Narrative sections are presented as three-dimensional animated cinematics, with camera movements and full voice acting in Japanese and English. The Escape sections, which include thirteen different rooms, involve the player searching the room for tools and clues through a point-and-click interface in a first-person perspective and solving puzzles. The puzzles are mostly self-contained, and test the player's problem-solving skills and memory; among these are puzzles where the player has to decipher messages, and ones where they have to align the sides of a three-dimensional object correctly.
After completing an Escape section, the player needs to take a stance in a moral decision; one such decision involves one character being locked into a chair with a gun next to it and another character inside an incinerator. To stop the incinerator, the player needs to choose to pull the trigger, which has a 50% possibility of firing a live bullet, killing the character in the chair. The way the decisions are made varies: some involve choosing between options, and some have the player input their own answer.
◇ ◇ ◇ ◇ ◇ ◇ ◇
*What is required*.
Can you copy the passage about the game's puzzles and moral choices word for word, from "Narrative sections are" to "three-dimensional object correctly."? Answer from the passage about the game's puzzles and moral choices alone.
◇ ◇ ◇ ◇ ◇ ◇ ◇
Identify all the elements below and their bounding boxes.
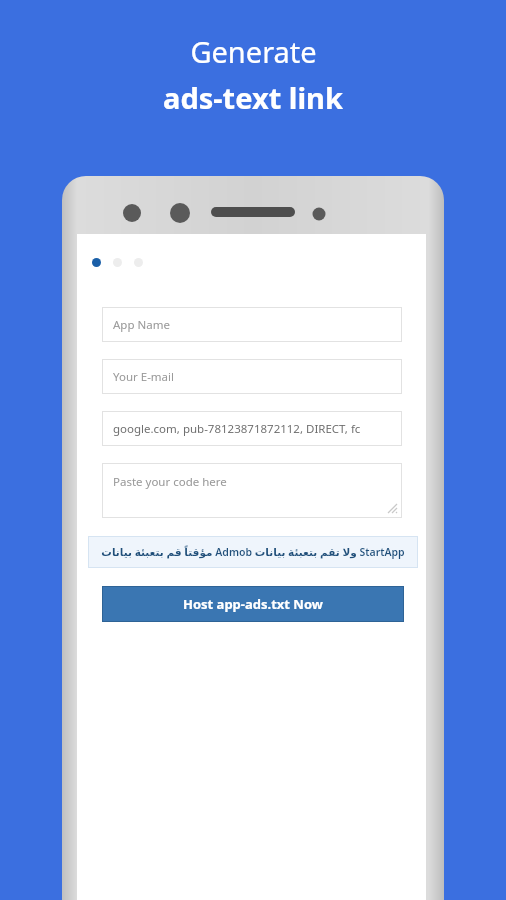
staticText: مؤقتاً قم بتعبئة بيانات Admob ولا تقم بت…	[101, 545, 405, 559]
staticText: Your E-mail	[113, 369, 174, 385]
button[interactable]: google.com, pub-78123871872112, DIRECT, …	[102, 411, 402, 446]
button[interactable]: Paste your code here	[102, 463, 402, 518]
staticText: Paste your code here	[113, 474, 227, 490]
staticText: google.com, pub-78123871872112, DIRECT, …	[113, 421, 361, 437]
staticText: Generate	[190, 32, 317, 71]
button[interactable]: App Name	[102, 307, 402, 342]
staticText: Host app-ads.txt Now	[183, 595, 323, 613]
button[interactable]: مؤقتاً قم بتعبئة بيانات Admob ولا تقم بت…	[88, 536, 418, 568]
button[interactable]: Your E-mail	[102, 359, 402, 394]
staticText: App Name	[113, 317, 170, 333]
staticText: ads-text link	[163, 78, 343, 117]
button[interactable]: Host app-ads.txt Now	[102, 586, 404, 622]
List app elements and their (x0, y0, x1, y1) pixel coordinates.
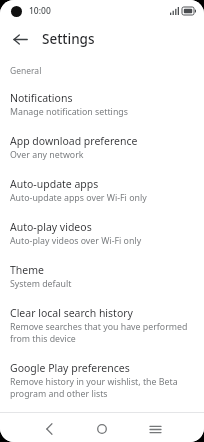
staticText: Settings (42, 30, 95, 48)
staticText: Manage notification settings (10, 106, 128, 118)
staticText: General (10, 65, 42, 77)
button[interactable]: Clear local search history (0, 298, 204, 353)
staticText: Auto-update apps over Wi-Fi only (10, 192, 147, 204)
button[interactable]: Theme (0, 255, 204, 298)
button[interactable]: Recent apps (140, 416, 170, 442)
staticText: 10:00 (29, 5, 51, 17)
staticText: Auto-play videos (10, 220, 92, 234)
button[interactable]: Notifications (0, 83, 204, 126)
button[interactable]: Home (87, 416, 117, 442)
staticText: Theme (10, 263, 44, 277)
button[interactable]: Auto-play videos (0, 212, 204, 255)
button[interactable]: Google Play preferences (0, 353, 204, 408)
staticText: Auto-play videos over Wi-Fi only (10, 235, 142, 247)
button[interactable]: Back (6, 25, 34, 53)
button[interactable]: Back (34, 416, 64, 442)
staticText: Auto-update apps (10, 177, 99, 191)
staticText: Remove searches that you have performed … (10, 321, 192, 345)
staticText: Google Play preferences (10, 361, 130, 375)
staticText: Clear local search history (10, 306, 133, 320)
staticText: Over any network (10, 149, 84, 161)
staticText: App download preference (10, 134, 138, 148)
button[interactable]: App download preference (0, 126, 204, 169)
button[interactable]: Auto-update apps (0, 169, 204, 212)
staticText: System default (10, 278, 72, 290)
staticText: Notifications (10, 91, 73, 105)
staticText: Remove history in your wishlist, the Bet… (10, 376, 192, 400)
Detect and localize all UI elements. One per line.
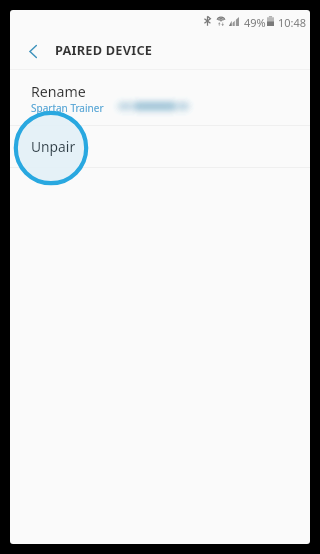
staticText: 10:48 [278,15,307,30]
staticText: PAIRED DEVICE [55,41,153,58]
staticText: Unpair [31,137,76,156]
staticText: 49% [244,15,266,30]
button[interactable]: Back [14,34,52,69]
button[interactable]: Unpair [10,126,310,167]
staticText: Rename [31,82,86,101]
staticText: Spartan Trainer [31,101,104,115]
button[interactable]: Rename [10,70,310,125]
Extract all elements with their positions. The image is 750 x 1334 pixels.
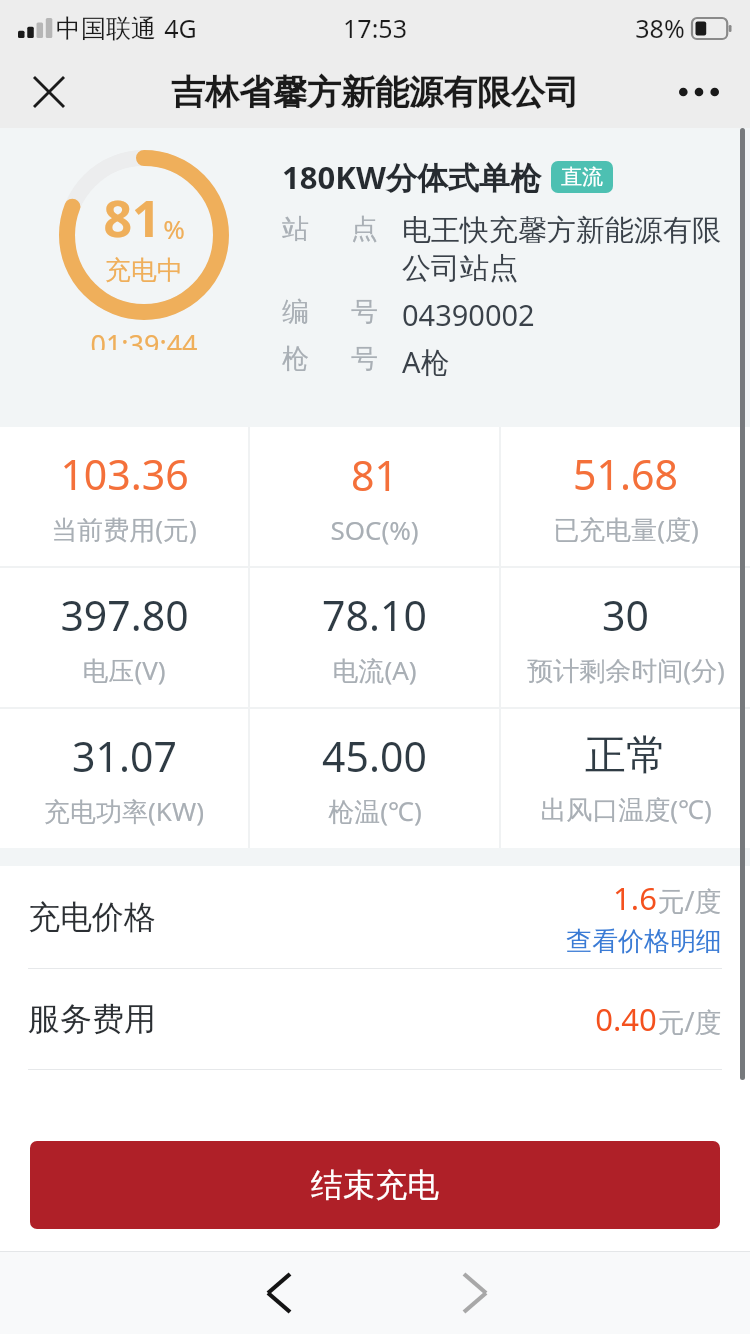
staticText: 编	[282, 295, 309, 329]
staticText: 结束充电	[311, 1165, 439, 1205]
button[interactable]: Close	[22, 65, 76, 119]
staticText: 查看价格明细	[566, 925, 722, 958]
staticText: 枪温(℃)	[328, 793, 422, 829]
staticText: 17:53	[343, 11, 407, 45]
staticText: 4G	[164, 11, 197, 45]
button[interactable]: 充电价格	[0, 866, 750, 968]
staticText: 元/度	[657, 882, 722, 919]
button[interactable]: Forward	[443, 1261, 507, 1325]
staticText: 电王快充馨方新能源有限公司站点	[402, 212, 724, 287]
staticText: 103.36	[60, 446, 189, 502]
staticText: 397.80	[60, 587, 189, 643]
staticText: 号	[351, 295, 378, 329]
staticText: 已充电量(度)	[553, 511, 699, 547]
staticText: 预计剩余时间(分)	[527, 652, 725, 688]
staticText: 元/度	[657, 1003, 722, 1040]
staticText: 中国联通	[56, 13, 156, 44]
button[interactable]: 结束充电	[30, 1141, 720, 1229]
staticText: 站	[282, 212, 309, 246]
staticText: 点	[351, 212, 378, 246]
button[interactable]: 服务费用	[0, 969, 750, 1069]
staticText: 电压(V)	[82, 652, 166, 688]
staticText: 充电功率(KW)	[44, 793, 204, 829]
staticText: 当前费用(元)	[51, 511, 197, 547]
staticText: 枪	[282, 342, 309, 376]
button[interactable]: Back	[247, 1261, 311, 1325]
staticText: 81	[103, 184, 161, 252]
staticText: 38%	[635, 11, 685, 45]
staticText: 31.07	[72, 728, 177, 784]
staticText: 充电价格	[28, 897, 156, 937]
staticText: 充电中	[105, 254, 183, 287]
staticText: 吉林省馨方新能源有限公司	[171, 71, 579, 114]
staticText: A枪	[402, 342, 450, 382]
staticText: 正常	[585, 730, 667, 782]
staticText: 直流	[561, 164, 603, 190]
staticText: %	[163, 211, 185, 246]
staticText: 号	[351, 342, 378, 376]
staticText: 81	[351, 447, 398, 503]
staticText: 服务费用	[28, 999, 156, 1039]
staticText: 30	[602, 587, 649, 643]
staticText: 0.40	[595, 998, 657, 1040]
staticText: 45.00	[322, 728, 427, 784]
staticText: 1.6	[613, 877, 657, 919]
button[interactable]: More options	[672, 65, 726, 119]
staticText: 78.10	[322, 587, 427, 643]
staticText: 电流(A)	[332, 652, 417, 688]
staticText: SOC(%)	[330, 512, 419, 547]
staticText: 01:39:44	[90, 326, 198, 350]
staticText: 180KW分体式单枪	[282, 156, 541, 198]
staticText: 51.68	[573, 446, 678, 502]
staticText: 04390002	[402, 295, 535, 334]
staticText: 出风口温度(℃)	[540, 791, 712, 827]
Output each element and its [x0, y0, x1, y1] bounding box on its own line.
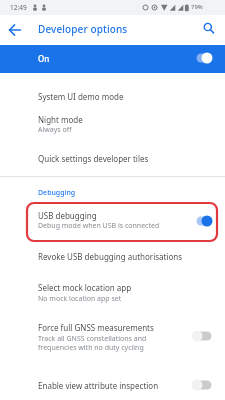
- button[interactable]: [0, 145, 225, 176]
- button[interactable]: [0, 311, 225, 361]
- button[interactable]: [4, 19, 26, 41]
- staticText: 79%: [191, 3, 203, 11]
- staticText: Night mode: [38, 114, 83, 125]
- staticText: Revoke USB debugging authorisations: [38, 251, 183, 262]
- staticText: Select mock location app: [38, 282, 132, 293]
- staticText: Developer options: [38, 22, 128, 36]
- button[interactable]: [0, 361, 225, 400]
- button[interactable]: [0, 73, 225, 113]
- staticText: USB debugging: [38, 210, 97, 221]
- staticText: Force full GNSS measurements: [38, 322, 154, 333]
- button[interactable]: [0, 203, 225, 241]
- staticText: Debug mode when USB is connected: [38, 221, 160, 231]
- staticText: 12:49: [10, 3, 27, 12]
- staticText: Quick settings developer tiles: [38, 153, 149, 164]
- staticText: No mock location app set: [38, 294, 122, 304]
- staticText: Track all GNSS constellations and: [38, 334, 147, 344]
- button[interactable]: [197, 17, 223, 43]
- staticText: frequencies with no duty cycling: [38, 343, 144, 353]
- staticText: Always off: [38, 125, 72, 135]
- staticText: Enable view attribute inspection: [38, 380, 159, 391]
- button[interactable]: [0, 241, 225, 271]
- staticText: On: [38, 53, 50, 64]
- button[interactable]: [0, 45, 225, 73]
- staticText: Debugging: [38, 188, 76, 198]
- button[interactable]: [0, 113, 225, 145]
- button[interactable]: [0, 271, 225, 311]
- staticText: System UI demo mode: [38, 91, 124, 102]
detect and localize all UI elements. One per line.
◇ ◇ ◇ ◇ ◇ ◇ ◇
*Answer to the exercise*.
Narrative sections are presented as three-dimensional animated cinematics, with camera movements and full voice acting in Japanese and English. The Escape sections, which include thirteen different rooms, involve the player searching the room for tools and clues through a point-and-click interface in a first-person perspective and solving puzzles. The puzzles are mostly self-contained, and test the player's problem-solving skills and memory; among these are puzzles where the player has to decipher messages, and ones where they have to align the sides of a three-dimensional object correctly.